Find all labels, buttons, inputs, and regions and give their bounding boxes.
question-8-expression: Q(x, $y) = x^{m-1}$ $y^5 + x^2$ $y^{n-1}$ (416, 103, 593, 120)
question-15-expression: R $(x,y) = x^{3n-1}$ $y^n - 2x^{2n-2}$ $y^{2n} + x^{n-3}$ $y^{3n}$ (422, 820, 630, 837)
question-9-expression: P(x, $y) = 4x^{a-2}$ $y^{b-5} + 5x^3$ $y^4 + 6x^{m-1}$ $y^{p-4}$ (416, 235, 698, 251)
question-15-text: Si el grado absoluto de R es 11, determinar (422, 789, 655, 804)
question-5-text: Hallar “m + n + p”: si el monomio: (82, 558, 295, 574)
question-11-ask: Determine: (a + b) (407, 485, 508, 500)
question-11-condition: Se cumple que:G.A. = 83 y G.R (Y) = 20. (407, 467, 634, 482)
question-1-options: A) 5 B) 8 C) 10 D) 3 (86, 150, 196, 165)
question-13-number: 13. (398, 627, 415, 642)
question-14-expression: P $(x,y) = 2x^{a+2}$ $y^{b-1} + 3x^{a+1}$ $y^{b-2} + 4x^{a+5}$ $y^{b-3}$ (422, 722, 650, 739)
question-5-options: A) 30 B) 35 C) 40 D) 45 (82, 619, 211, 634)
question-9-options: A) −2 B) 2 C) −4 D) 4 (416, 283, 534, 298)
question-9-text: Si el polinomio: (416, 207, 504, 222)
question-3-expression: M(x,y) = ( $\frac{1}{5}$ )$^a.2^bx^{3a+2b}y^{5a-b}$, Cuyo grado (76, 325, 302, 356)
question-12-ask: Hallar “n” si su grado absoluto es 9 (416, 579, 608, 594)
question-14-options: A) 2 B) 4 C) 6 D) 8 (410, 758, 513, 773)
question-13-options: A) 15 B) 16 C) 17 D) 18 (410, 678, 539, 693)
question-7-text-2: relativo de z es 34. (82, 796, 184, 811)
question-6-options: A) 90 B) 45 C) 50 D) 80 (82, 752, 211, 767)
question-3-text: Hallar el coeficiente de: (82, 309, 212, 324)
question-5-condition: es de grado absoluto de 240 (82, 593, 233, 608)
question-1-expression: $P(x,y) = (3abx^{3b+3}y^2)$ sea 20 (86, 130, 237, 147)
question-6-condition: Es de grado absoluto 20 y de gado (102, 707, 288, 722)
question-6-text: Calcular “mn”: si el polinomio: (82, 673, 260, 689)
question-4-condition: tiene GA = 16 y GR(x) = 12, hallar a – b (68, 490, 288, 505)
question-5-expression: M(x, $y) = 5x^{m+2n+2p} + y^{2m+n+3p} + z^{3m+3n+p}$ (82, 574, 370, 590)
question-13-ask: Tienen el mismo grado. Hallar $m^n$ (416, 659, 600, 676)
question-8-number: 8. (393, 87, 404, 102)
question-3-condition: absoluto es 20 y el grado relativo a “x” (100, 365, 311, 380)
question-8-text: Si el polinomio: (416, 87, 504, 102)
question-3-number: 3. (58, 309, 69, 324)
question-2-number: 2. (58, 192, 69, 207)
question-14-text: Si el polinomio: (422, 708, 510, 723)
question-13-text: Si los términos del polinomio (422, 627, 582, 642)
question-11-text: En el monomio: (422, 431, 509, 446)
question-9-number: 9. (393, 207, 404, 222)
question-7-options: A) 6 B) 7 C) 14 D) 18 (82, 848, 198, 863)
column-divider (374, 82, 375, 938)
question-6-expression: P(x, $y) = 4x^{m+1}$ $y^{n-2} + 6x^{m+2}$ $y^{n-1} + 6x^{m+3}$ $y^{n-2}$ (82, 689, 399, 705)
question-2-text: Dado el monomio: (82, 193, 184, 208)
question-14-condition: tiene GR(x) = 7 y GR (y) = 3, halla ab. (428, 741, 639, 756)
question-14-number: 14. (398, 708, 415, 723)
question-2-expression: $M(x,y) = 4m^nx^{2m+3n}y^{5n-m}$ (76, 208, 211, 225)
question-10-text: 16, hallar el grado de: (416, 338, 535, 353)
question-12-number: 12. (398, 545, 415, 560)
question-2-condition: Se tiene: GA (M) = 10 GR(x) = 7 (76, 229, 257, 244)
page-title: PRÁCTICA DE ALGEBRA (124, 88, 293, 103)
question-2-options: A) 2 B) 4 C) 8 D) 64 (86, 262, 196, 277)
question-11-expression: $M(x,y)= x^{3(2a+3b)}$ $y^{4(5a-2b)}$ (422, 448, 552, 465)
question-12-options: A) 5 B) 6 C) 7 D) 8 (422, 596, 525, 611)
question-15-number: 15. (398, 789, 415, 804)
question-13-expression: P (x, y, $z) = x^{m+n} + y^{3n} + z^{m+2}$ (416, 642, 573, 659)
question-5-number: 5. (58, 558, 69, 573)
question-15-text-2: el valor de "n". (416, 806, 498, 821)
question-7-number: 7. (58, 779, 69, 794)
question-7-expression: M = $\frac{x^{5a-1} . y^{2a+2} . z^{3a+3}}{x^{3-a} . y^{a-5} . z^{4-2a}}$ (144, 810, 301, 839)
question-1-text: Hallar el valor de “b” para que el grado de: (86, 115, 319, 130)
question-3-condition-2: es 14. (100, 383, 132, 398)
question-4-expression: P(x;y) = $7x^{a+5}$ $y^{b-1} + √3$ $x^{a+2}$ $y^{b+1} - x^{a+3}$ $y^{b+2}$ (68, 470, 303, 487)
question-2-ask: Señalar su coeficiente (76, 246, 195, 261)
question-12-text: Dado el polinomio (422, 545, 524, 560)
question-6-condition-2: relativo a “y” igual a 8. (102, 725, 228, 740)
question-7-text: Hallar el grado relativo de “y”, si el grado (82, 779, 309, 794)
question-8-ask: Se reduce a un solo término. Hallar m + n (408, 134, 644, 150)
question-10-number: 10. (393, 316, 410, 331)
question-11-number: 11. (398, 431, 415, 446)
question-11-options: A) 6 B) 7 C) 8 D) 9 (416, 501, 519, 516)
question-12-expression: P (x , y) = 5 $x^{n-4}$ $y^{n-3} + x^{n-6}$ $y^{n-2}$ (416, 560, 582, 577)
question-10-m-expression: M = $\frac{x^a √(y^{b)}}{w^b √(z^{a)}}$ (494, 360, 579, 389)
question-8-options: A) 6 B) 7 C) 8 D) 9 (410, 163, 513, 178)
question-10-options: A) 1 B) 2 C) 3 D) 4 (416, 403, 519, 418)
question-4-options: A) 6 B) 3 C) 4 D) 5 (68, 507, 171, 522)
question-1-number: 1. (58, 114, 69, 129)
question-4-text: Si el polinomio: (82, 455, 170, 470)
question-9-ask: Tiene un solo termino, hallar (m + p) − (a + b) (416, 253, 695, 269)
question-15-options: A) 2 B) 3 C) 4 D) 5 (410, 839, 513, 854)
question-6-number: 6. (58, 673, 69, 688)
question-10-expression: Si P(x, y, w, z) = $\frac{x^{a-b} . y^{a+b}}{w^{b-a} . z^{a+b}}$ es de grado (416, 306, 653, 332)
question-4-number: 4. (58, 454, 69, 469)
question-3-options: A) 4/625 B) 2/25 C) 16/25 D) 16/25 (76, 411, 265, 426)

------------------------------------

Reproduce every one of the entries above verbatim, line for line.

Output ->
Find all labels, buttons, inputs, and regions and give their bounding boxes.
question-8-expression: Q(x, $y) = x^{m-1}$ $y^5 + x^2$ $y^{n-1}$ (416, 103, 593, 120)
question-15-expression: R $(x,y) = x^{3n-1}$ $y^n - 2x^{2n-2}$ $y^{2n} + x^{n-3}$ $y^{3n}$ (422, 820, 630, 837)
question-9-expression: P(x, $y) = 4x^{a-2}$ $y^{b-5} + 5x^3$ $y^4 + 6x^{m-1}$ $y^{p-4}$ (416, 235, 698, 251)
question-15-text: Si el grado absoluto de R es 11, determinar (422, 789, 655, 804)
question-5-text: Hallar “m + n + p”: si el monomio: (82, 558, 295, 574)
question-11-ask: Determine: (a + b) (407, 485, 508, 500)
question-11-condition: Se cumple que:G.A. = 83 y G.R (Y) = 20. (407, 467, 634, 482)
question-1-options: A) 5 B) 8 C) 10 D) 3 (86, 150, 196, 165)
question-13-number: 13. (398, 627, 415, 642)
question-14-expression: P $(x,y) = 2x^{a+2}$ $y^{b-1} + 3x^{a+1}$ $y^{b-2} + 4x^{a+5}$ $y^{b-3}$ (422, 722, 650, 739)
question-5-options: A) 30 B) 35 C) 40 D) 45 (82, 619, 211, 634)
question-9-options: A) −2 B) 2 C) −4 D) 4 (416, 283, 534, 298)
question-9-text: Si el polinomio: (416, 207, 504, 222)
question-3-expression: M(x,y) = ( $\frac{1}{5}$ )$^a.2^bx^{3a+2b}y^{5a-b}$, Cuyo grado (76, 325, 302, 356)
question-12-ask: Hallar “n” si su grado absoluto es 9 (416, 579, 608, 594)
question-14-options: A) 2 B) 4 C) 6 D) 8 (410, 758, 513, 773)
question-13-options: A) 15 B) 16 C) 17 D) 18 (410, 678, 539, 693)
question-7-text-2: relativo de z es 34. (82, 796, 184, 811)
question-6-options: A) 90 B) 45 C) 50 D) 80 (82, 752, 211, 767)
question-3-text: Hallar el coeficiente de: (82, 309, 212, 324)
question-5-condition: es de grado absoluto de 240 (82, 593, 233, 608)
question-1-expression: $P(x,y) = (3abx^{3b+3}y^2)$ sea 20 (86, 130, 237, 147)
question-6-condition: Es de grado absoluto 20 y de gado (102, 707, 288, 722)
question-6-text: Calcular “mn”: si el polinomio: (82, 673, 260, 689)
question-4-condition: tiene GA = 16 y GR(x) = 12, hallar a – b (68, 490, 288, 505)
question-5-expression: M(x, $y) = 5x^{m+2n+2p} + y^{2m+n+3p} + z^{3m+3n+p}$ (82, 574, 370, 590)
question-13-ask: Tienen el mismo grado. Hallar $m^n$ (416, 659, 600, 676)
question-8-number: 8. (393, 87, 404, 102)
question-3-condition: absoluto es 20 y el grado relativo a “x” (100, 365, 311, 380)
question-8-text: Si el polinomio: (416, 87, 504, 102)
question-3-number: 3. (58, 309, 69, 324)
question-2-number: 2. (58, 192, 69, 207)
question-14-text: Si el polinomio: (422, 708, 510, 723)
question-13-text: Si los términos del polinomio (422, 627, 582, 642)
question-11-text: En el monomio: (422, 431, 509, 446)
question-9-number: 9. (393, 207, 404, 222)
question-7-options: A) 6 B) 7 C) 14 D) 18 (82, 848, 198, 863)
column-divider (374, 82, 375, 938)
question-6-expression: P(x, $y) = 4x^{m+1}$ $y^{n-2} + 6x^{m+2}$ $y^{n-1} + 6x^{m+3}$ $y^{n-2}$ (82, 689, 399, 705)
question-2-text: Dado el monomio: (82, 193, 184, 208)
question-14-condition: tiene GR(x) = 7 y GR (y) = 3, halla ab. (428, 741, 639, 756)
question-14-number: 14. (398, 708, 415, 723)
question-2-expression: $M(x,y) = 4m^nx^{2m+3n}y^{5n-m}$ (76, 208, 211, 225)
question-10-text: 16, hallar el grado de: (416, 338, 535, 353)
question-12-number: 12. (398, 545, 415, 560)
question-2-condition: Se tiene: GA (M) = 10 GR(x) = 7 (76, 229, 257, 244)
page-title: PRÁCTICA DE ALGEBRA (124, 88, 293, 103)
question-2-options: A) 2 B) 4 C) 8 D) 64 (86, 262, 196, 277)
question-11-expression: $M(x,y)= x^{3(2a+3b)}$ $y^{4(5a-2b)}$ (422, 448, 552, 465)
question-12-options: A) 5 B) 6 C) 7 D) 8 (422, 596, 525, 611)
question-15-number: 15. (398, 789, 415, 804)
question-13-expression: P (x, y, $z) = x^{m+n} + y^{3n} + z^{m+2}$ (416, 642, 573, 659)
question-5-number: 5. (58, 558, 69, 573)
question-15-text-2: el valor de "n". (416, 806, 498, 821)
question-7-number: 7. (58, 779, 69, 794)
question-7-expression: M = $\frac{x^{5a-1} . y^{2a+2} . z^{3a+3}}{x^{3-a} . y^{a-5} . z^{4-2a}}$ (144, 810, 301, 839)
question-1-text: Hallar el valor de “b” para que el grado de: (86, 115, 319, 130)
question-3-condition-2: es 14. (100, 383, 132, 398)
question-4-expression: P(x;y) = $7x^{a+5}$ $y^{b-1} + √3$ $x^{a+2}$ $y^{b+1} - x^{a+3}$ $y^{b+2}$ (68, 470, 303, 487)
question-2-ask: Señalar su coeficiente (76, 246, 195, 261)
question-12-text: Dado el polinomio (422, 545, 524, 560)
question-6-condition-2: relativo a “y” igual a 8. (102, 725, 228, 740)
question-7-text: Hallar el grado relativo de “y”, si el grado (82, 779, 309, 794)
question-8-ask: Se reduce a un solo término. Hallar m + n (408, 134, 644, 150)
question-10-number: 10. (393, 316, 410, 331)
question-11-number: 11. (398, 431, 415, 446)
question-11-options: A) 6 B) 7 C) 8 D) 9 (416, 501, 519, 516)
question-12-expression: P (x , y) = 5 $x^{n-4}$ $y^{n-3} + x^{n-6}$ $y^{n-2}$ (416, 560, 582, 577)
question-10-m-expression: M = $\frac{x^a √(y^{b)}}{w^b √(z^{a)}}$ (494, 360, 579, 389)
question-8-options: A) 6 B) 7 C) 8 D) 9 (410, 163, 513, 178)
question-10-options: A) 1 B) 2 C) 3 D) 4 (416, 403, 519, 418)
question-4-options: A) 6 B) 3 C) 4 D) 5 (68, 507, 171, 522)
question-1-number: 1. (58, 114, 69, 129)
question-4-text: Si el polinomio: (82, 455, 170, 470)
question-9-ask: Tiene un solo termino, hallar (m + p) − (a + b) (416, 253, 695, 269)
question-15-options: A) 2 B) 3 C) 4 D) 5 (410, 839, 513, 854)
question-6-number: 6. (58, 673, 69, 688)
question-10-expression: Si P(x, y, w, z) = $\frac{x^{a-b} . y^{a+b}}{w^{b-a} . z^{a+b}}$ es de grado (416, 306, 653, 332)
question-4-number: 4. (58, 454, 69, 469)
question-3-options: A) 4/625 B) 2/25 C) 16/25 D) 16/25 (76, 411, 265, 426)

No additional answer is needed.